Required work
Please output every line of the data, from the line containing "most 100 elements." down to the line containing "panel-title-line2: CANTON bbox=[326, 59, 356, 66]", both included, without changing anything.

** Begin **

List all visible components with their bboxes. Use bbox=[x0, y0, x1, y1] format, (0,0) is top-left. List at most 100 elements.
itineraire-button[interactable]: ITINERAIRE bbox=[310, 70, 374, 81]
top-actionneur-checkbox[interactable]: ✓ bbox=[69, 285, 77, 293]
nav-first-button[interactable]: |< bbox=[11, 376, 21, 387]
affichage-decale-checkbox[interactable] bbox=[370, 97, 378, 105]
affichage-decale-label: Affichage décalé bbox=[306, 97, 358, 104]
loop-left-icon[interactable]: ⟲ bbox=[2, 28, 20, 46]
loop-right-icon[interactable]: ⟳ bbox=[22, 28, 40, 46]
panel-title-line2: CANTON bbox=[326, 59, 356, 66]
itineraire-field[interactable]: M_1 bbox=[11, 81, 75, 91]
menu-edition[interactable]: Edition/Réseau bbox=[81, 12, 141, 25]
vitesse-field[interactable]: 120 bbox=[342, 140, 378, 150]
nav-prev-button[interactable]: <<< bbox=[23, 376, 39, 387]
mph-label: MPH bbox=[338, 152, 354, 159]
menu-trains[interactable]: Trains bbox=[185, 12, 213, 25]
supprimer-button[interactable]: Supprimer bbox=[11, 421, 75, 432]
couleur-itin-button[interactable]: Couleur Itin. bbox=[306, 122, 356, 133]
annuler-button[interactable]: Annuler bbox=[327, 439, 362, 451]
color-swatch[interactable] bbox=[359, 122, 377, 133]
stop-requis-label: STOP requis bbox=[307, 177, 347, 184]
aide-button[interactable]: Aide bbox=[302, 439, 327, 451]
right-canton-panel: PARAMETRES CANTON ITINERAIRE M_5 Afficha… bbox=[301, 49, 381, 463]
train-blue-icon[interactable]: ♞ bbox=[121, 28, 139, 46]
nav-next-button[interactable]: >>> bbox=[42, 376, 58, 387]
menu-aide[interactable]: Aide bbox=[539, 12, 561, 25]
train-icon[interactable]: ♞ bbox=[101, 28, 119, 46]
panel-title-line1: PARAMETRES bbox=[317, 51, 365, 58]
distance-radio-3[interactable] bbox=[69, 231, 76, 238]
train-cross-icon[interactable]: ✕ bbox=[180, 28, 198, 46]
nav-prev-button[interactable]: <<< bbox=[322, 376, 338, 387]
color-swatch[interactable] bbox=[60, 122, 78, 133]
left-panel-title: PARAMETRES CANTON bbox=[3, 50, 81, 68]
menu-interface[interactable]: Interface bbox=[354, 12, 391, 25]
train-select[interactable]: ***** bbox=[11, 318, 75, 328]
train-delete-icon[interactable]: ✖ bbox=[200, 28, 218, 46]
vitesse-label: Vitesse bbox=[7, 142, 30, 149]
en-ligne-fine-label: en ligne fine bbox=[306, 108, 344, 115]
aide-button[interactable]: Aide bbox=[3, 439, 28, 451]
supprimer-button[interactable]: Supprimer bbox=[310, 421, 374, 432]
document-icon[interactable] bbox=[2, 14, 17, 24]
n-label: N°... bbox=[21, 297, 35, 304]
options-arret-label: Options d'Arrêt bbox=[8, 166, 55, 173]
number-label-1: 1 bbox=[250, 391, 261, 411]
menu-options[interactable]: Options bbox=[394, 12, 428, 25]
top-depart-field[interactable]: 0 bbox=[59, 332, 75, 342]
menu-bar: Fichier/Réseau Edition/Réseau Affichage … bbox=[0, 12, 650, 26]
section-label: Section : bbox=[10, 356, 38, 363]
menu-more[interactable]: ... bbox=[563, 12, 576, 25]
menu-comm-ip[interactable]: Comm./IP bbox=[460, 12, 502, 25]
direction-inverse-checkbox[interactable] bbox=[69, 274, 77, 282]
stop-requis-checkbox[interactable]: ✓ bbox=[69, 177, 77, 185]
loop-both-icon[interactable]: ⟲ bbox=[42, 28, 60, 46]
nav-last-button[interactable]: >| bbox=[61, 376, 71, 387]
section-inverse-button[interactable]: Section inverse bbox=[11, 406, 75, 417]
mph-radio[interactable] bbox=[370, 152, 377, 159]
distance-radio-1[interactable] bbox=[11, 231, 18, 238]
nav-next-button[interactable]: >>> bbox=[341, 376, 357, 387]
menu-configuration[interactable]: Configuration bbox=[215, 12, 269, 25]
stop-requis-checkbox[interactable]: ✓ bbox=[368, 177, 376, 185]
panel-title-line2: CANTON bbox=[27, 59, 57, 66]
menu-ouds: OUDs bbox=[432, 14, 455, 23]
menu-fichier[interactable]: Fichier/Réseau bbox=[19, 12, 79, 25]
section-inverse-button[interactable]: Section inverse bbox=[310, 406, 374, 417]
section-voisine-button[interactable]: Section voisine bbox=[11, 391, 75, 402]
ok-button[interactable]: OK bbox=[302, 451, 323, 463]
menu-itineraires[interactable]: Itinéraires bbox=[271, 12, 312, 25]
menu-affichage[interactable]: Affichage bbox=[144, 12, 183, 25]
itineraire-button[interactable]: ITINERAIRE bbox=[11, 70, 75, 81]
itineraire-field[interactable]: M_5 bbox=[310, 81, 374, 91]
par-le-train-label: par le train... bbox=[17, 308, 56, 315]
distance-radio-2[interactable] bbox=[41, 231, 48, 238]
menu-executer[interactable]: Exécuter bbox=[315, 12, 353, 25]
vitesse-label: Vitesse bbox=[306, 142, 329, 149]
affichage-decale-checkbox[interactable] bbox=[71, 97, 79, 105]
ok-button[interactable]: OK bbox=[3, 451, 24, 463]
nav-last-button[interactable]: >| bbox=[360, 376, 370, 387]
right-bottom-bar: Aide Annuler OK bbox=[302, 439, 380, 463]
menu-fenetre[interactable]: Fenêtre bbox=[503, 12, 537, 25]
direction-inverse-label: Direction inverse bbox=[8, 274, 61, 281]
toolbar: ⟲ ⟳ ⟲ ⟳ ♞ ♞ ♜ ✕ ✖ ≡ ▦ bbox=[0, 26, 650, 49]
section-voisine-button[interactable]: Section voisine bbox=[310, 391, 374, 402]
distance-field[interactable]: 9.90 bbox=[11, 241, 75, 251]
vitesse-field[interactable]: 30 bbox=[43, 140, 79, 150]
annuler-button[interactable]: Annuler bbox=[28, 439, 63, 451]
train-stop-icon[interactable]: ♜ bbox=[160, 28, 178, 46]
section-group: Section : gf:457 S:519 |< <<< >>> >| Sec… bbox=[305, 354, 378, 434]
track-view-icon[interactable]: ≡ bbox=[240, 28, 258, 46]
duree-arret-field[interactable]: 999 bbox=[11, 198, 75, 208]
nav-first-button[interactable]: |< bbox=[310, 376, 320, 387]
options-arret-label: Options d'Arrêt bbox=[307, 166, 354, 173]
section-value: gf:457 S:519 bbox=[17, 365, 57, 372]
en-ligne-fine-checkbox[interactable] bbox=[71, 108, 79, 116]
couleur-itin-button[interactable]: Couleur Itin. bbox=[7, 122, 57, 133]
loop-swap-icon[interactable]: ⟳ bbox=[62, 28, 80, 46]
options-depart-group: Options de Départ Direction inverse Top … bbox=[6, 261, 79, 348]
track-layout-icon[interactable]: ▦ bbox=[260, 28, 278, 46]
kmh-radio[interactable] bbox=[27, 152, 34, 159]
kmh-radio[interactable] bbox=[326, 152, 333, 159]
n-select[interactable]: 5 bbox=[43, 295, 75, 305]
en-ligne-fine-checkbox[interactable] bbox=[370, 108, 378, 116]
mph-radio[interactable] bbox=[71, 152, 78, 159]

** End **
** Begin **

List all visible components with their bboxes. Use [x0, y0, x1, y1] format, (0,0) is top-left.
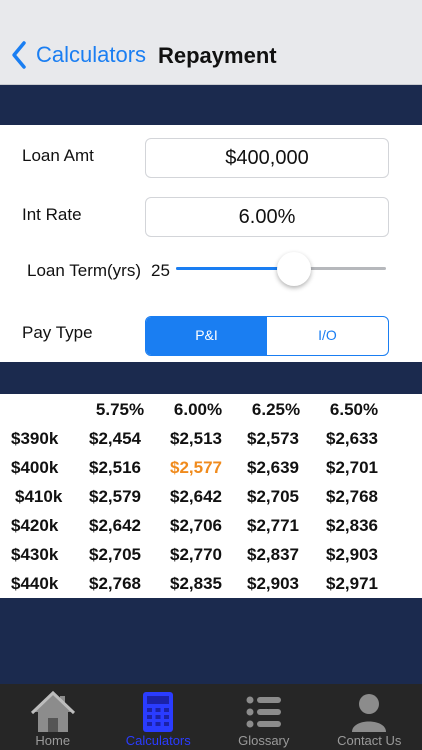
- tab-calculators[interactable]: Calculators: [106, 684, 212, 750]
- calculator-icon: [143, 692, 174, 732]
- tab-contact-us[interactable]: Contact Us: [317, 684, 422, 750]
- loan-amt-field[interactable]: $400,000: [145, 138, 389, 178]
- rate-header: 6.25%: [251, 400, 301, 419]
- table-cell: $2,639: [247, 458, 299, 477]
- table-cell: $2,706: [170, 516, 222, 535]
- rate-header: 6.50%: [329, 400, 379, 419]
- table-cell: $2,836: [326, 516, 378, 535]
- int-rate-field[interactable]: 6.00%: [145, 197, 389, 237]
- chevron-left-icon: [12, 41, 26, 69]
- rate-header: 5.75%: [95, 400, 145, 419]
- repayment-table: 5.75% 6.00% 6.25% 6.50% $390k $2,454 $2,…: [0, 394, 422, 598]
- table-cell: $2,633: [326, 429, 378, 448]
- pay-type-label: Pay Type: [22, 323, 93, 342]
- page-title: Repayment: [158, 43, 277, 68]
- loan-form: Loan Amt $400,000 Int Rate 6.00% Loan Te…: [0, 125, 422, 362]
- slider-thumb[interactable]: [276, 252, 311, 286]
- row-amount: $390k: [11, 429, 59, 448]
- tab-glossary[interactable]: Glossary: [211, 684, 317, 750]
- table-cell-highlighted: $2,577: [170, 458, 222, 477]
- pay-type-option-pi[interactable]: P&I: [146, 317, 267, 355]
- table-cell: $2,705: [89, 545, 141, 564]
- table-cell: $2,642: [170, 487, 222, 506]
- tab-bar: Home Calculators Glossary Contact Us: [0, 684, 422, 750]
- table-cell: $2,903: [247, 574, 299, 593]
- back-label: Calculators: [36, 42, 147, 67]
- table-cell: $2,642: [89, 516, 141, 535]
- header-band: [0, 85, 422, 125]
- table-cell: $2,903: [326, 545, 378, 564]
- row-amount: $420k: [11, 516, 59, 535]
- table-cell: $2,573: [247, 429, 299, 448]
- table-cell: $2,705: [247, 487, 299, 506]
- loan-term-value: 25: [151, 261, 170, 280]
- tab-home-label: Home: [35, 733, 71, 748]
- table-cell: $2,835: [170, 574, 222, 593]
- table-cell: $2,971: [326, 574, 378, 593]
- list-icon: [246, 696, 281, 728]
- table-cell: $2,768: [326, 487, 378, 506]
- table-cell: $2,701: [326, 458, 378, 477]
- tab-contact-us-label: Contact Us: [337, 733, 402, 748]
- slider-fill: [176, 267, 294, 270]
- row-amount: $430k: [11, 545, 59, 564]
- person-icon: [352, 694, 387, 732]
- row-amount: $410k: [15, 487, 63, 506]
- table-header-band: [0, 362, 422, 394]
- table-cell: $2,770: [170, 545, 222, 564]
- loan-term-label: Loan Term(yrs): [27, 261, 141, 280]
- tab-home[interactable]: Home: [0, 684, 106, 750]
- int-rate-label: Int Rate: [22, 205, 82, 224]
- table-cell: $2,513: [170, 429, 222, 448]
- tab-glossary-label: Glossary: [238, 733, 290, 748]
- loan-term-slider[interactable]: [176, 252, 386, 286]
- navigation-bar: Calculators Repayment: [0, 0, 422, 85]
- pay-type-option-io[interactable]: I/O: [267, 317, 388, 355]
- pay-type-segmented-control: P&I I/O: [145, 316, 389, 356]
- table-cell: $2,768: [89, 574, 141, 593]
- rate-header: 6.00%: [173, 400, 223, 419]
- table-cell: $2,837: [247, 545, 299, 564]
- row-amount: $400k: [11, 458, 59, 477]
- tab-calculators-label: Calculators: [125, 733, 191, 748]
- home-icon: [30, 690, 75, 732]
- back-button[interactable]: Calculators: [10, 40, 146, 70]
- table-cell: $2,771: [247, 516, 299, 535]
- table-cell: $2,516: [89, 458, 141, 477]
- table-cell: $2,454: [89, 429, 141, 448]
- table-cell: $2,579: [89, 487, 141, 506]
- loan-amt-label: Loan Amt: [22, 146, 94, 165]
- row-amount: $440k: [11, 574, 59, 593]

** End **

Response for this exercise
List all visible components with their bboxes. Use bbox=[x0, y0, x1, y1] format, (0,0) is top-left. List at most 100 elements.
itineraire-button[interactable]: ITINERAIRE bbox=[310, 70, 374, 81]
top-actionneur-checkbox[interactable]: ✓ bbox=[69, 285, 77, 293]
nav-first-button[interactable]: |< bbox=[11, 376, 21, 387]
affichage-decale-checkbox[interactable] bbox=[370, 97, 378, 105]
affichage-decale-label: Affichage décalé bbox=[306, 97, 358, 104]
loop-left-icon[interactable]: ⟲ bbox=[2, 28, 20, 46]
loop-right-icon[interactable]: ⟳ bbox=[22, 28, 40, 46]
panel-title-line2: CANTON bbox=[326, 59, 356, 66]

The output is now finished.